**ITEMS**.
··········
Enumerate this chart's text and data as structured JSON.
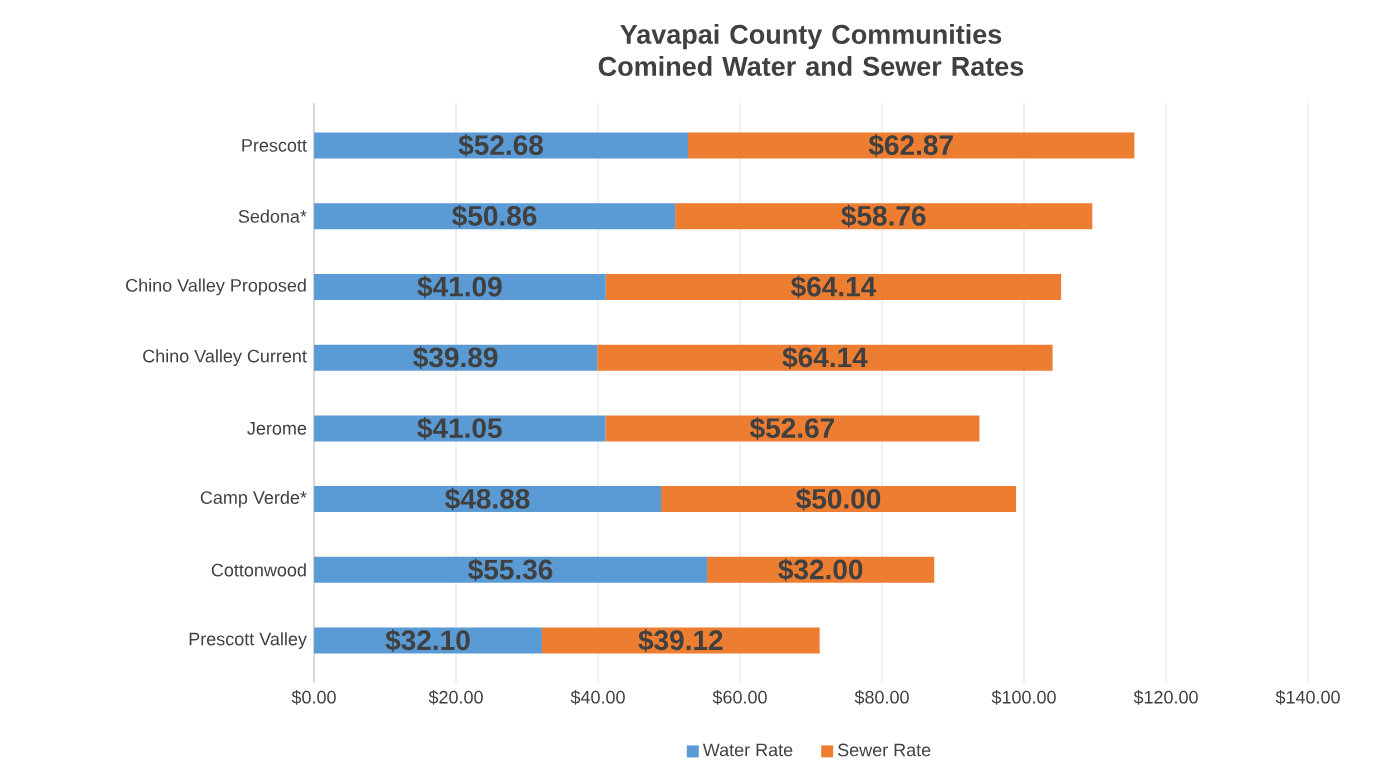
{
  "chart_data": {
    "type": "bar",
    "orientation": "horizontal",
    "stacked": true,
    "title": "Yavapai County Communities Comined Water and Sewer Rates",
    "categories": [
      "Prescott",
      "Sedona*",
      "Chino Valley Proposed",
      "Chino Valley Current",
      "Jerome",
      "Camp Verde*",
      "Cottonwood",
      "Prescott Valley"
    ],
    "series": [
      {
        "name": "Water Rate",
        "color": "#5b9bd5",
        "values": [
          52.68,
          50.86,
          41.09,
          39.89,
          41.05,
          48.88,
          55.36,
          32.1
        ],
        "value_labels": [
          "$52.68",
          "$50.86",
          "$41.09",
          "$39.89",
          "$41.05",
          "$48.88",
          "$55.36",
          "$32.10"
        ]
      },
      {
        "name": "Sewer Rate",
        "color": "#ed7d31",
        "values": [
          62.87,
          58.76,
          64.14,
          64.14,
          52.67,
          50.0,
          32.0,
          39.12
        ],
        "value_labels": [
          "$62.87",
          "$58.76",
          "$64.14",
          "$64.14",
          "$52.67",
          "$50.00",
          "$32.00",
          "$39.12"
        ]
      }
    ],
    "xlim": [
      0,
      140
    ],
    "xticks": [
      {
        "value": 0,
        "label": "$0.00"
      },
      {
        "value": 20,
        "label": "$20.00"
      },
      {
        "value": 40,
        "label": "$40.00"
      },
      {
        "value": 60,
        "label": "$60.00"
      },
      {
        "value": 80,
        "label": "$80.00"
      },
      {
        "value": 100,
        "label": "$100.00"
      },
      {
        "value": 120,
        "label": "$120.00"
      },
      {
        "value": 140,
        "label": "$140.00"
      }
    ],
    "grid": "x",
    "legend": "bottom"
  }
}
··········
**WORK INSTRUCTIONS**.
Print all entries exactly. The images do not belong in the copy.

**FINISHED ANSWER**.
Enumerate this chart's text and data as structured JSON.
{
  "chart_data": {
    "type": "bar",
    "orientation": "horizontal",
    "stacked": true,
    "title": "Yavapai County Communities Comined Water and Sewer Rates",
    "categories": [
      "Prescott",
      "Sedona*",
      "Chino Valley Proposed",
      "Chino Valley Current",
      "Jerome",
      "Camp Verde*",
      "Cottonwood",
      "Prescott Valley"
    ],
    "series": [
      {
        "name": "Water Rate",
        "color": "#5b9bd5",
        "values": [
          52.68,
          50.86,
          41.09,
          39.89,
          41.05,
          48.88,
          55.36,
          32.1
        ],
        "value_labels": [
          "$52.68",
          "$50.86",
          "$41.09",
          "$39.89",
          "$41.05",
          "$48.88",
          "$55.36",
          "$32.10"
        ]
      },
      {
        "name": "Sewer Rate",
        "color": "#ed7d31",
        "values": [
          62.87,
          58.76,
          64.14,
          64.14,
          52.67,
          50.0,
          32.0,
          39.12
        ],
        "value_labels": [
          "$62.87",
          "$58.76",
          "$64.14",
          "$64.14",
          "$52.67",
          "$50.00",
          "$32.00",
          "$39.12"
        ]
      }
    ],
    "xlim": [
      0,
      140
    ],
    "xticks": [
      {
        "value": 0,
        "label": "$0.00"
      },
      {
        "value": 20,
        "label": "$20.00"
      },
      {
        "value": 40,
        "label": "$40.00"
      },
      {
        "value": 60,
        "label": "$60.00"
      },
      {
        "value": 80,
        "label": "$80.00"
      },
      {
        "value": 100,
        "label": "$100.00"
      },
      {
        "value": 120,
        "label": "$120.00"
      },
      {
        "value": 140,
        "label": "$140.00"
      }
    ],
    "grid": "x",
    "legend": "bottom"
  }
}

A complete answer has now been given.